* **SHORT PROBLEM**:
Pick out all lines of the entries that include the word "системы" and copy them.

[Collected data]
* * * * * * *

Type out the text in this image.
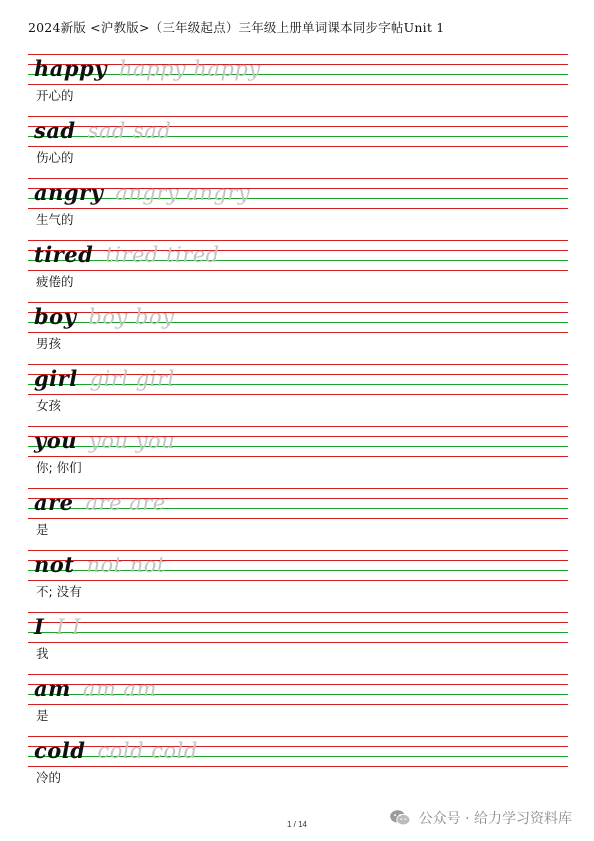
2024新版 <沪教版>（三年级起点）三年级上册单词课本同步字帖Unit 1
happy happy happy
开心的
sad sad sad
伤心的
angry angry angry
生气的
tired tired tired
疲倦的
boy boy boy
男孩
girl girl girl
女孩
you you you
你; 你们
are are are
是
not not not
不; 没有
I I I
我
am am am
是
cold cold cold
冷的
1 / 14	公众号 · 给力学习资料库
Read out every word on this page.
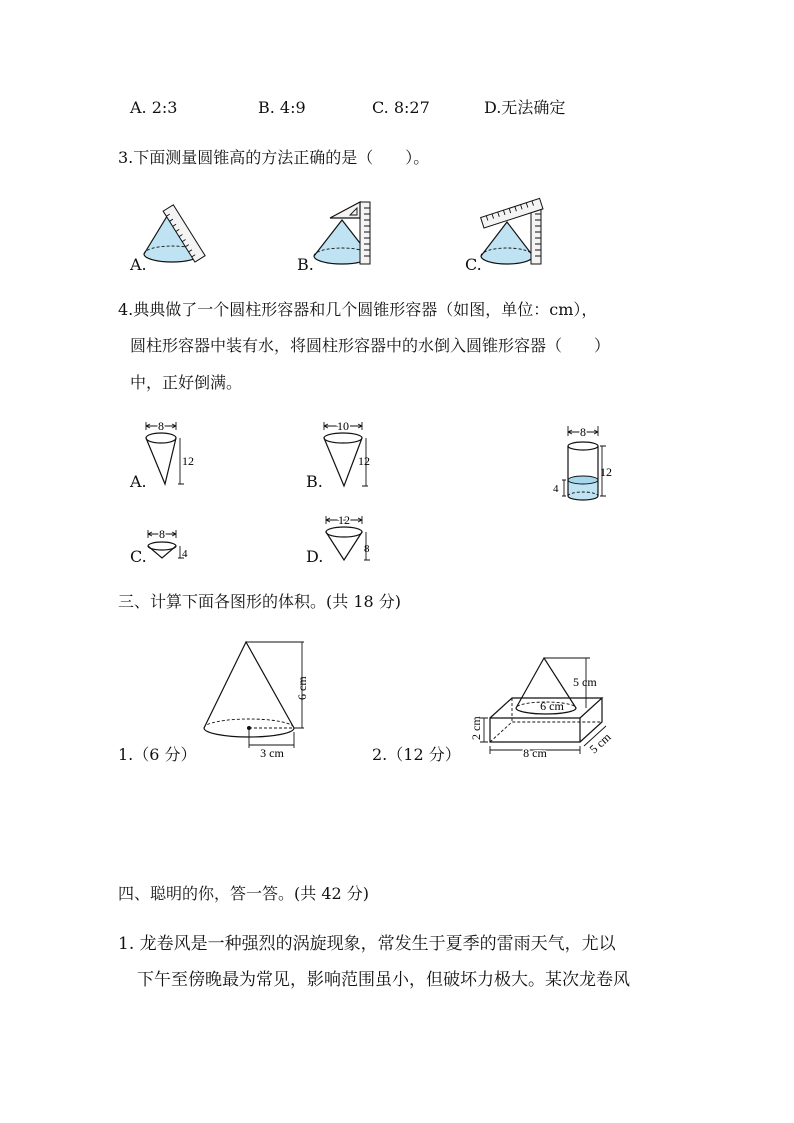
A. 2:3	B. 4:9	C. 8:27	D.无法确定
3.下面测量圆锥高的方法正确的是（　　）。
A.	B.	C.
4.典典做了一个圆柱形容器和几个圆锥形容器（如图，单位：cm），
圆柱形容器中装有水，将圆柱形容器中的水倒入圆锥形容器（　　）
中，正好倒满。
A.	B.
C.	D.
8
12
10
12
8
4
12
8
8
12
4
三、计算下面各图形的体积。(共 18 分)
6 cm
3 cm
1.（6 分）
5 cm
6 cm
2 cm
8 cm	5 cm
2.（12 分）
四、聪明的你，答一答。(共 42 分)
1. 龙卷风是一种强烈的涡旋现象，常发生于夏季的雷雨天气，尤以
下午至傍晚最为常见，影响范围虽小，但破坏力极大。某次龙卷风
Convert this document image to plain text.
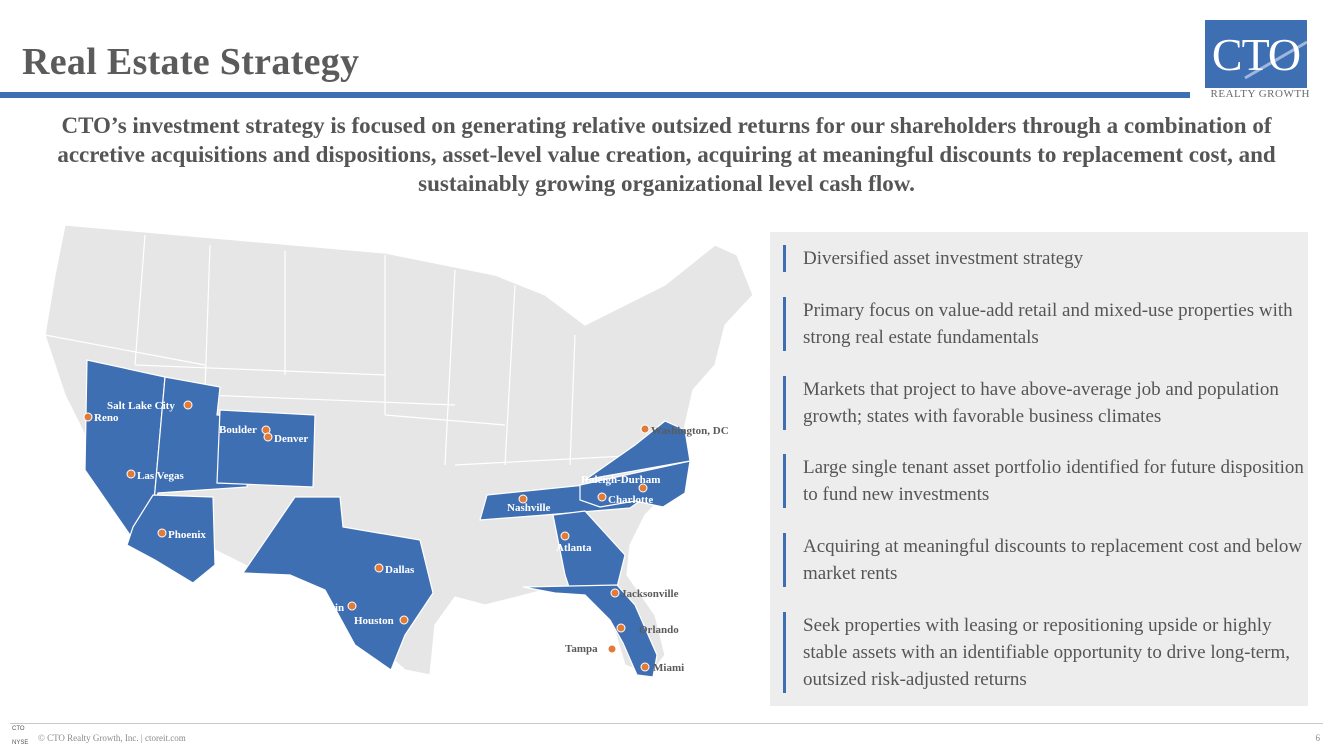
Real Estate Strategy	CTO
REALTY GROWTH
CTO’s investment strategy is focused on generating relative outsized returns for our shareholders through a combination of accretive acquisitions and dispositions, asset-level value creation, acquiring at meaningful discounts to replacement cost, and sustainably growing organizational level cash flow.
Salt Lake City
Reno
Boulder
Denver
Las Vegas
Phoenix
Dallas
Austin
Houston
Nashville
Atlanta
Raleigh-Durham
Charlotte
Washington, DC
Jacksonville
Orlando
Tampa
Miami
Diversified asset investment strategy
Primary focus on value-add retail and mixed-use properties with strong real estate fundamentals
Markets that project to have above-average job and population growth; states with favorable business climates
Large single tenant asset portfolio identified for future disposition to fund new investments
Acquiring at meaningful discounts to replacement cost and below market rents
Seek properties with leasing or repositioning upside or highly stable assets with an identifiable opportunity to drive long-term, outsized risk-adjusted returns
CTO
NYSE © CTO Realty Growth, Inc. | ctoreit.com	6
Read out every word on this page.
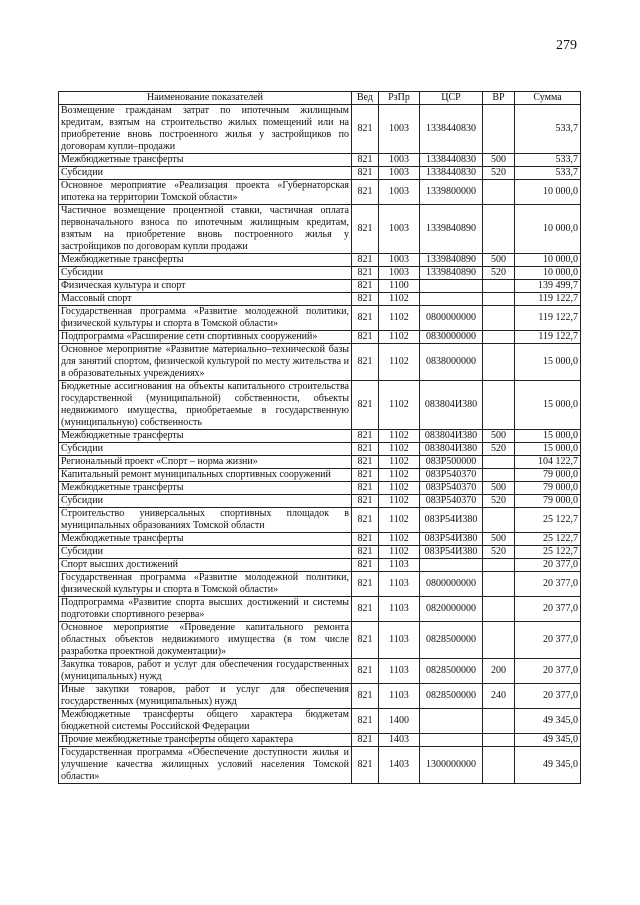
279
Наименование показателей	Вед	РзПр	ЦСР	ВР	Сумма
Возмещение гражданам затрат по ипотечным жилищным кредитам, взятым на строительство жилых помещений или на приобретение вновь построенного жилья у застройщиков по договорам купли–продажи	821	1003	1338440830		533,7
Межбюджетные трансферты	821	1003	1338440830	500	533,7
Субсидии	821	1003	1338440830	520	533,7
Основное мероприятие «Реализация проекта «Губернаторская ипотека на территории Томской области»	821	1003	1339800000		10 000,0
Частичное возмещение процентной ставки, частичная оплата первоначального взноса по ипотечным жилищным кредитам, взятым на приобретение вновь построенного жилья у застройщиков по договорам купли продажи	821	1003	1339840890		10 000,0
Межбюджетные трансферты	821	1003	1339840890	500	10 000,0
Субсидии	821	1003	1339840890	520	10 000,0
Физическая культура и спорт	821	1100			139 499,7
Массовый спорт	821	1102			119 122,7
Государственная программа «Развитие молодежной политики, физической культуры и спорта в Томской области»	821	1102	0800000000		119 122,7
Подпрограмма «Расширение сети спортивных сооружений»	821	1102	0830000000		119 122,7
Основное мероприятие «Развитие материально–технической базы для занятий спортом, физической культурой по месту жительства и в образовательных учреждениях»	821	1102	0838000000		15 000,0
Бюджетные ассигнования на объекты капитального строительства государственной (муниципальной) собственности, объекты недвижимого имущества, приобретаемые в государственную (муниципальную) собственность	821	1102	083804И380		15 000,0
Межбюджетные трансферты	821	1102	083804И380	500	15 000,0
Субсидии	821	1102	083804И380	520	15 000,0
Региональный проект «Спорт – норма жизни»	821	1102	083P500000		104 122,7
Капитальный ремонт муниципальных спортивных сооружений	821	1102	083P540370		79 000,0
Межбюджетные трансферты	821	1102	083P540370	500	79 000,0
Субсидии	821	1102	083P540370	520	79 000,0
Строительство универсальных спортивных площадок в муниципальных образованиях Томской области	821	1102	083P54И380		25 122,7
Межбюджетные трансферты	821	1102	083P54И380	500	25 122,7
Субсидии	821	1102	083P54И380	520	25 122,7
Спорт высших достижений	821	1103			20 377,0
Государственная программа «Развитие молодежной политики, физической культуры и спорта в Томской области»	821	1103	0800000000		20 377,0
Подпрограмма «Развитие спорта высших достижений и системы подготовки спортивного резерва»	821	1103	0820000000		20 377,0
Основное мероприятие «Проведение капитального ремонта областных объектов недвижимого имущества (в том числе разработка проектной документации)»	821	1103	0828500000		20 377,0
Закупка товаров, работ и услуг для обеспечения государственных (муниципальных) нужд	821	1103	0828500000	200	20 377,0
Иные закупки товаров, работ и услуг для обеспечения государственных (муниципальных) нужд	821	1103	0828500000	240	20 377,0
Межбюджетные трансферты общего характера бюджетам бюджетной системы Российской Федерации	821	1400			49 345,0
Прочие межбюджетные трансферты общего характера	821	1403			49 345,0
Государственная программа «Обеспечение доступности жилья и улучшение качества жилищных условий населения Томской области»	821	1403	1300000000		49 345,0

* * * * * * *

* **RESPONSE**:
Подпрограмма «Развитие спорта высших достижений и системы подготовки спортивного резерва»	821	1103	0820000000		20 377,0
Межбюджетные трансферты общего характера бюджетам бюджетной системы Российской Федерации	821	1400			49 345,0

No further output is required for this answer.